Énoncé du problème a: Peux-tu réécrire en tableau Markdown, avec les colonnes « N° » et « Ligne », le passage du relevé qui va de la ligne contenant « restroom-icon: ♦: [186, 342, 204, 360] » jusqu'à la fin de ce relevé, en laissant de côté les lignes vides ?

Terres rares : la reprise des prix ne stimule pas l'industrie d'ici


Édition du 21 Avril 2018

Terres rares : la reprise des prix ne stimule pas l'industrie d'ici


Édition du 21 Avril 2018

Par François Normand

Les prix des terres rares (17 métaux précieux présents dans les technologies de pointe) demeurent relativement faibles, malgré leur augmentation récente. La rentabilité des projets est donc très difficile à atteindre actuellement. Photo : Getty Images

Malgré la reprise des prix des terres rares (17 métaux précieux présents dans les technologies de pointe), les projets d'exploration au Québec sont soit abandonnés, soit sur la glace ou soit dans une phase de développement à très long terme, montre une enquête de Les Affaires.

« On constate la même chose que vous », laisse tomber Josée Méthot, PDG de l'Association minière du Québec (AMQ), qui représente les principales minières de la province.

Le Québec n'a jamais produit de terres rares. Avant 2012 (années où les prix de sont effondrés), on fondait beaucoup d'espoir, dans l'industrie et au gouvernement, dans le potentiel du sol québécois qui est riche en terres rares.

Les États-Unis ont dominé l'industrie jusqu'en 1982 environ. Depuis les années 1990, le marché est toutefois contrôlé par la Chine, qui produit près de 95 % de ces métaux (incluant la deuxième transformation en oxydes de terres rares), selon le quotidien français Les Échos.

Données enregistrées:
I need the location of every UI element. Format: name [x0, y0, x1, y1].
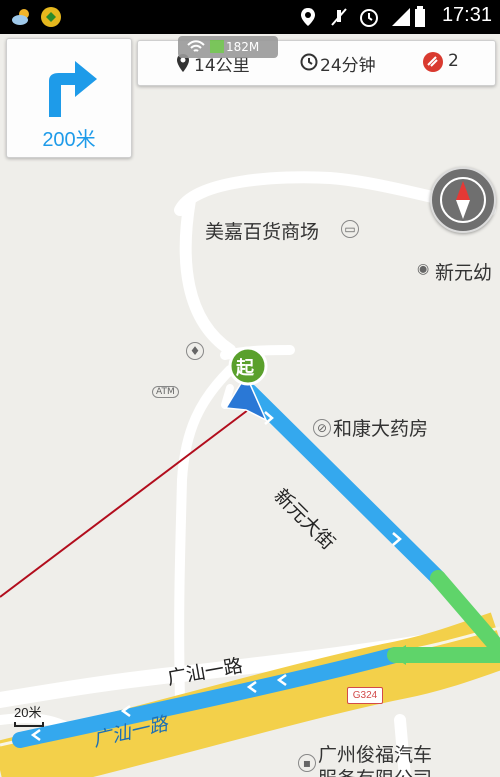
restroom-icon: ♦: [186, 342, 204, 360]
poi-label[interactable]: 美嘉百货商场: [205, 217, 319, 244]
shopping-icon: ▭: [341, 220, 359, 238]
clock-icon: [300, 53, 318, 71]
app-icon: [41, 7, 61, 27]
start-marker[interactable]: 起: [236, 354, 254, 380]
compass-icon: [440, 177, 486, 223]
poi-label[interactable]: 和康大药房: [333, 414, 428, 441]
turn-right-arrow-icon: [49, 61, 97, 117]
scale-label: 20米: [14, 705, 42, 720]
remaining-time: 24分钟: [320, 56, 376, 76]
weather-icon: [12, 9, 29, 25]
alarm-icon: [360, 9, 378, 27]
wifi-icon: [187, 40, 205, 52]
poi-label[interactable]: 广州俊福汽车: [318, 740, 432, 767]
poi-dot-icon: ◉: [417, 261, 430, 277]
mute-icon: [331, 8, 347, 26]
compass-button[interactable]: [430, 167, 496, 233]
location-icon: [301, 8, 315, 26]
turn-guidance-card[interactable]: 200米: [6, 38, 132, 158]
turn-distance: 200米: [42, 129, 96, 151]
camera-alert-icon: [423, 52, 443, 72]
map-scale: 20米: [14, 702, 44, 727]
poi-label[interactable]: 新元幼: [435, 258, 492, 285]
clock: 17:31: [441, 4, 492, 26]
road-shield: G324: [347, 687, 383, 704]
signal-icon: [392, 8, 410, 26]
network-speed-badge: 182M: [178, 36, 278, 58]
data-indicator: [210, 40, 224, 53]
scale-bar: [14, 722, 44, 727]
network-speed: 182M: [226, 40, 260, 54]
battery-icon: [415, 6, 425, 27]
car-service-icon: ▪: [298, 754, 316, 772]
atm-icon: ATM: [152, 386, 179, 398]
pharmacy-icon: ⊘: [313, 419, 331, 437]
status-bar: 17:31: [0, 0, 500, 34]
camera-count: 2: [448, 51, 459, 71]
poi-label[interactable]: 服务有限公司: [318, 764, 432, 777]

Énoncé du problème b: Peux-tu prolonger l'article sur les terres rares au Québec à partir de sa dernière phrase ?

Résultat a:
| N° | Ligne |
|---|---|
| 1 | restroom-icon: ♦: [186, 342, 204, 360] |
| 2 | poi-label[interactable]: 美嘉百货商场: [205, 217, 319, 244] |
| 3 | shopping-icon: ▭: [341, 220, 359, 238] |
| 4 | clock-icon: [300, 53, 318, 71] |
| 5 | app-icon: [41, 7, 61, 27] |
| 6 | start-marker[interactable]: 起: [236, 354, 254, 380] |
| 7 | compass-icon: [440, 177, 486, 223] |
| 8 | poi-label[interactable]: 和康大药房: [333, 414, 428, 441] |
| 9 | turn-right-arrow-icon: [49, 61, 97, 117] |
| 10 | scale-label: 20米: [14, 705, 42, 720] |
| 11 | remaining-time: 24分钟: [320, 56, 376, 76] |
| 12 | weather-icon: [12, 9, 29, 25] |
| 13 | alarm-icon: [360, 9, 378, 27] |
| 14 | wifi-icon: [187, 40, 205, 52] |
| 15 | poi-label[interactable]: 广州俊福汽车: [318, 740, 432, 767] |
| 16 | poi-dot-icon: ◉: [417, 261, 430, 277] |
| 17 | mute-icon: [331, 8, 347, 26] |
| 18 | compass-button[interactable]: [430, 167, 496, 233] |
| 19 | location-icon: [301, 8, 315, 26] |
| 20 | turn-guidance-card[interactable]: 200米: [6, 38, 132, 158] |
| 21 | turn-distance: 200米: [42, 129, 96, 151] |
| 22 | camera-alert-icon: [423, 52, 443, 72] |
| 23 | map-scale: 20米: [14, 702, 44, 727] |
| 24 | poi-label[interactable]: 新元幼: [435, 258, 492, 285] |
| 25 | clock: 17:31: [441, 4, 492, 26] |
| 26 | road-shield: G324: [347, 687, 383, 704] |
| 27 | signal-icon: [392, 8, 410, 26] |
| 28 | network-speed-badge: 182M: [178, 36, 278, 58] |
| 29 | data-indicator: [210, 40, 224, 53] |
| 30 | scale-bar: [14, 722, 44, 727] |
| 31 | network-speed: 182M: [226, 40, 260, 54] |
| 32 | battery-icon: [415, 6, 425, 27] |
| 33 | car-service-icon: ▪: [298, 754, 316, 772] |
| 34 | atm-icon: ATM: [152, 386, 179, 398] |
| 35 | pharmacy-icon: ⊘: [313, 419, 331, 437] |
| 36 | status-bar: 17:31: [0, 0, 500, 34] |
| 37 | camera-count: 2: [448, 51, 459, 71] |
| 38 | poi-label[interactable]: 服务有限公司: [318, 764, 432, 777] |

Résultat b:
En fait, le seul exploitant non chinois dans le monde est la minière australienne Lynas Corporation. Le minerai de terres rares est produit en Australie, mais il est transformé en oxydes de terres rares en Malaisie. Ces oxydes - qu'ils soient produits en Malaisie ou en Chine - sont ensuite vendus à des utilisateurs finaux, en Europe ou en Asie, afin de fabriquer, par exemple, des aimants permanents que l'on retrouve dans les moteurs des voitures électriques.

Pourquoi les projets ne décollent pas

Selon l'AMQ, la situation au Québec tient à deux facteurs. Premièrement, les coûts de production des terres rares en Chine sont très bas, notamment en raison de l'absence de normes environnementales. Cette concurrence chinoise rend très difficile l'entrée de nouveaux joueurs sur le marché mondial.

Deuxièmement, les prix de ces métaux précieux demeurent relativement faibles, malgré leur augmentation récente. La rentabilité des projets est donc très difficile à atteindre actuellement.

Par exemple, le prix de l'oxyde de néodyme (une terre rare stratégique dans la conception d'éoliennes et de voitures électriques) a augmenté de 20 % en 2017, à 46,50 $ US le kilogramme, selon Adamas Intelligence.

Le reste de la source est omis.